_Written instruction_
Pick out every line with the word "diff" and copy it.

_Stored rows_
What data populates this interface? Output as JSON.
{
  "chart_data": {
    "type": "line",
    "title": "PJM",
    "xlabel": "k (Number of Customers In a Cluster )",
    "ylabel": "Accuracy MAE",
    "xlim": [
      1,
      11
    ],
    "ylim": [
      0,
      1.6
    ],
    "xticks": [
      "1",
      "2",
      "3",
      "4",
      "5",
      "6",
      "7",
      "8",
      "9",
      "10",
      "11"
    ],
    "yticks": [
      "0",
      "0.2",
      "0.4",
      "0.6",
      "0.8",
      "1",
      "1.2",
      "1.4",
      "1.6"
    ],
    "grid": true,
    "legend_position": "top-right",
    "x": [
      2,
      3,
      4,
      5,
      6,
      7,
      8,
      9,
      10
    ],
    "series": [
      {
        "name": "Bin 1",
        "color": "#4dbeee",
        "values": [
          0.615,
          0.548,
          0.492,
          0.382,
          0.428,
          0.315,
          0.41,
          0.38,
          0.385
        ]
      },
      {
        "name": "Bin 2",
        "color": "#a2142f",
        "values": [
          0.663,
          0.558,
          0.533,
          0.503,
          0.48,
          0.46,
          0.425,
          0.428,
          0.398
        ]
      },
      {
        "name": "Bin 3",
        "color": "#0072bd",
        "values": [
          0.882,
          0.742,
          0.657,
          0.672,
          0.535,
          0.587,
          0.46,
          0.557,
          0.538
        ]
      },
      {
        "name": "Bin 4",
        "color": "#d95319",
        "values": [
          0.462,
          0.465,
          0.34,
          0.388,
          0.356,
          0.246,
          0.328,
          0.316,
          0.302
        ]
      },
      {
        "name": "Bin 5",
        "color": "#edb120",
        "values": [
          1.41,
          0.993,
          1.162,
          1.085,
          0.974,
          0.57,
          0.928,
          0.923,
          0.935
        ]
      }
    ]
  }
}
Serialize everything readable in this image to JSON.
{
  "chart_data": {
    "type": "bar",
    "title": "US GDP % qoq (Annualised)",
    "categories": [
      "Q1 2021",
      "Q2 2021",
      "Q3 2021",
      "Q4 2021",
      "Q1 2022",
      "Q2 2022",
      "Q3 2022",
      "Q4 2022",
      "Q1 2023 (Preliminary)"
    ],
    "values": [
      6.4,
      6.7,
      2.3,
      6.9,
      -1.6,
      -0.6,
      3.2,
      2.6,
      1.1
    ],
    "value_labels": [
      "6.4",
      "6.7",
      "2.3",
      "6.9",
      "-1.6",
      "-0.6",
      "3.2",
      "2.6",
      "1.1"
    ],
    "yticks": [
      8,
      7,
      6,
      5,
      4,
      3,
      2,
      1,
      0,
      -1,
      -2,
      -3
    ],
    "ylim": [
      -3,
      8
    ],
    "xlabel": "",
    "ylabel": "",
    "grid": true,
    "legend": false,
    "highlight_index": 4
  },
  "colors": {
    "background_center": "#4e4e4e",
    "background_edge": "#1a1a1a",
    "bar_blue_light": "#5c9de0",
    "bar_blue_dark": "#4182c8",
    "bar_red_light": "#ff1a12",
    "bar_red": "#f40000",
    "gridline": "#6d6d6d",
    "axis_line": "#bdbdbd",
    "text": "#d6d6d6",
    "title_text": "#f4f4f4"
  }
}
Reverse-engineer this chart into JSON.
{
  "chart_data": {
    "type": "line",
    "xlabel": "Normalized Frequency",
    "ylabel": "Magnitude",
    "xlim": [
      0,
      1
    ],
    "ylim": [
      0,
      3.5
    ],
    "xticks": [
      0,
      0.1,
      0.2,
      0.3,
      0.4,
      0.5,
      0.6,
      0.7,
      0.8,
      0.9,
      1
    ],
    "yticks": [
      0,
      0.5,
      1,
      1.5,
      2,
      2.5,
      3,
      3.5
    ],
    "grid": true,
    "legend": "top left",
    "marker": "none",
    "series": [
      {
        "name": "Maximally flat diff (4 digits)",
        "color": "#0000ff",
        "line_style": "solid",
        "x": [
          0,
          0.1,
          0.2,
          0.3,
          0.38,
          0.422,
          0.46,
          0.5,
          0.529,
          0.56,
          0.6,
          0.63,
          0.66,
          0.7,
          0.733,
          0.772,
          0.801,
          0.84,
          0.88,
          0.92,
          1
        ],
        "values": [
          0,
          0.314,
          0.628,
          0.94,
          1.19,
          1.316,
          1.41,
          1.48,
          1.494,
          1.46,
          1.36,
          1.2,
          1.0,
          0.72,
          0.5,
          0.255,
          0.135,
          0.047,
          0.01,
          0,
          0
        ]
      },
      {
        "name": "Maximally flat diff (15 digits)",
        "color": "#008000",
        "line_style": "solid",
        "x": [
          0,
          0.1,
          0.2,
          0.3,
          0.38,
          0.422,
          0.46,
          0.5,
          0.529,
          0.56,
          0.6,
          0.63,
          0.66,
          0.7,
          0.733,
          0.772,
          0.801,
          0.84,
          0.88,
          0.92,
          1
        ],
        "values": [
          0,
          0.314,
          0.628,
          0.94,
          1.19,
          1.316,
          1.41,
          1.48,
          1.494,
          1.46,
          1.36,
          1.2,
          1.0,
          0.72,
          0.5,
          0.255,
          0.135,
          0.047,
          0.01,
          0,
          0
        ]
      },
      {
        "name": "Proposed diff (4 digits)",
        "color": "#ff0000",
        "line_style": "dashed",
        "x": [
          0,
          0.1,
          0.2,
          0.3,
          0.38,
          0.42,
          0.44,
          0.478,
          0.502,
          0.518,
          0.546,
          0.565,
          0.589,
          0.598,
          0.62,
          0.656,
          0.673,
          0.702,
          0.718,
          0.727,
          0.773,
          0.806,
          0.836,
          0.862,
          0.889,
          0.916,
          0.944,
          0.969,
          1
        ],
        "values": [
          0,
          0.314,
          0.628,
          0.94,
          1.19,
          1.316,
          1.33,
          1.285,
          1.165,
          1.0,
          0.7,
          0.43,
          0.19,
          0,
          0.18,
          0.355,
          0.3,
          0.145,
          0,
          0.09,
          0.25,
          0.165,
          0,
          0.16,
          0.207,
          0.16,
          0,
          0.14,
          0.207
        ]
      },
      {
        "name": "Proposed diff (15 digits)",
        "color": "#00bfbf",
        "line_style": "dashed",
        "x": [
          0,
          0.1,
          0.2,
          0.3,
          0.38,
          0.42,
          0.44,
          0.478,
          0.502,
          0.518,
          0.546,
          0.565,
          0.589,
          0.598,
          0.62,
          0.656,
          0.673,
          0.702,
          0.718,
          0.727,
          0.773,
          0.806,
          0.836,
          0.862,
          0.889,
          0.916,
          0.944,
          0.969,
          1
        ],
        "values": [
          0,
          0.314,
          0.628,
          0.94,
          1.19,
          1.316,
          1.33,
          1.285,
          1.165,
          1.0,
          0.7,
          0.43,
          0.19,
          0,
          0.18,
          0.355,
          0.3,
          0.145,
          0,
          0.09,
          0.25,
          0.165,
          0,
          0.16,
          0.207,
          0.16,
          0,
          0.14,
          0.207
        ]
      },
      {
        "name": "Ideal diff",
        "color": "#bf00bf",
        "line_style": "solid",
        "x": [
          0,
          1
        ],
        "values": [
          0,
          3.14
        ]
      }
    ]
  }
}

_Output_
        "name": "Maximally flat diff (4 digits)",
        "name": "Maximally flat diff (15 digits)",
        "name": "Proposed diff (4 digits)",
        "name": "Proposed diff (15 digits)",
        "name": "Ideal diff",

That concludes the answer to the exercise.